--- WHAT THE TASK ASKS ---
Find the line with "Transcribe this image's", then retype it and each later line through the last, exactly. Leave out pictures.

--- DATASET EXCERPTS ---
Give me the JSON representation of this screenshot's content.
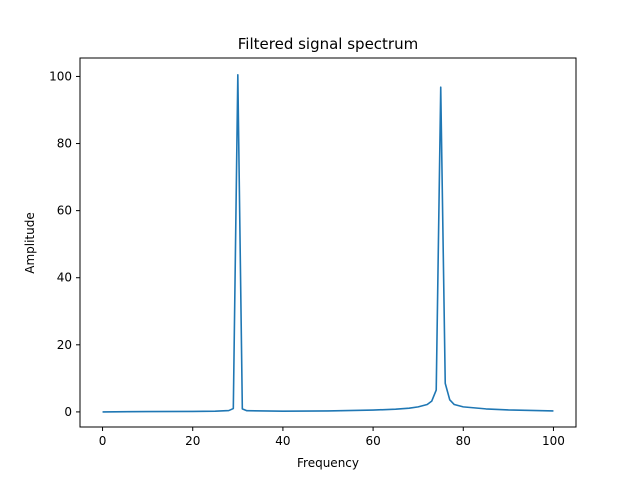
{
  "chart_data": {
    "type": "line",
    "title": "Filtered signal spectrum",
    "xlabel": "Frequency",
    "ylabel": "Amplitude",
    "xlim": [
      -5,
      105
    ],
    "ylim": [
      -4.5,
      105.5
    ],
    "xticks": [
      0,
      20,
      40,
      60,
      80,
      100
    ],
    "yticks": [
      0,
      20,
      40,
      60,
      80,
      100
    ],
    "grid": false,
    "legend": "none",
    "series": [
      {
        "color": "#1f77b4",
        "x": [
          0,
          10,
          20,
          25,
          28,
          29,
          30,
          31,
          32,
          40,
          50,
          60,
          65,
          68,
          70,
          72,
          73,
          74,
          75,
          76,
          77,
          78,
          80,
          85,
          90,
          95,
          100
        ],
        "y": [
          0,
          0.1,
          0.15,
          0.2,
          0.4,
          1.0,
          100.5,
          0.9,
          0.35,
          0.2,
          0.3,
          0.55,
          0.8,
          1.1,
          1.5,
          2.2,
          3.2,
          6.5,
          96.8,
          8.5,
          3.6,
          2.2,
          1.5,
          0.9,
          0.6,
          0.45,
          0.3
        ]
      }
    ]
  }
}
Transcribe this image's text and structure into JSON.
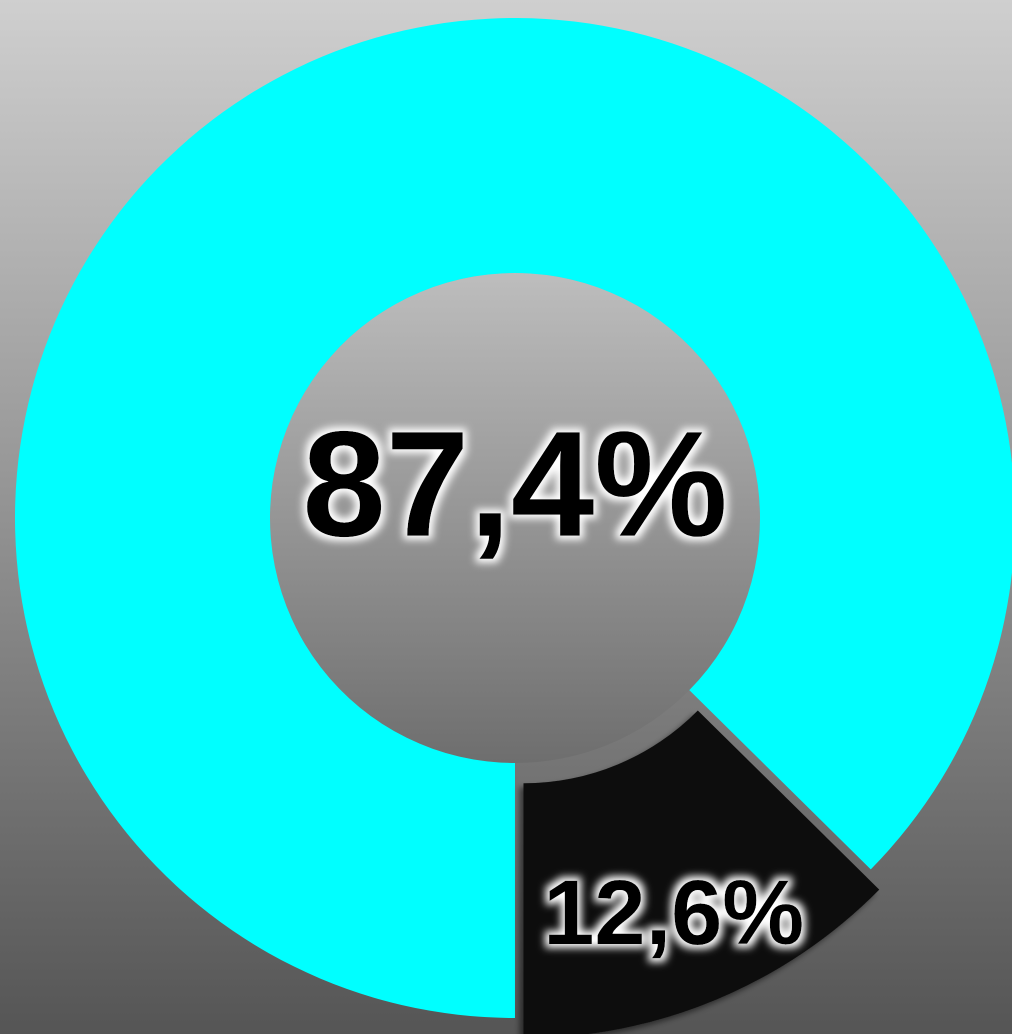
{
  "chart_data": {
    "type": "donut",
    "categories": [
      null,
      null
    ],
    "values": [
      87.4,
      12.6
    ],
    "value_labels": [
      "87,4%",
      "12,6%"
    ],
    "colors": [
      "#00ffff",
      "#111111"
    ]
  }
}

--- RESULT OF THIS TASK ---
Transcribe this image's text and structure into JSON.
{
  "chart_data": {
    "type": "donut",
    "categories": [
      null,
      null
    ],
    "values": [
      87.4,
      12.6
    ],
    "value_labels": [
      "87,4%",
      "12,6%"
    ],
    "colors": [
      "#00ffff",
      "#111111"
    ]
  }
}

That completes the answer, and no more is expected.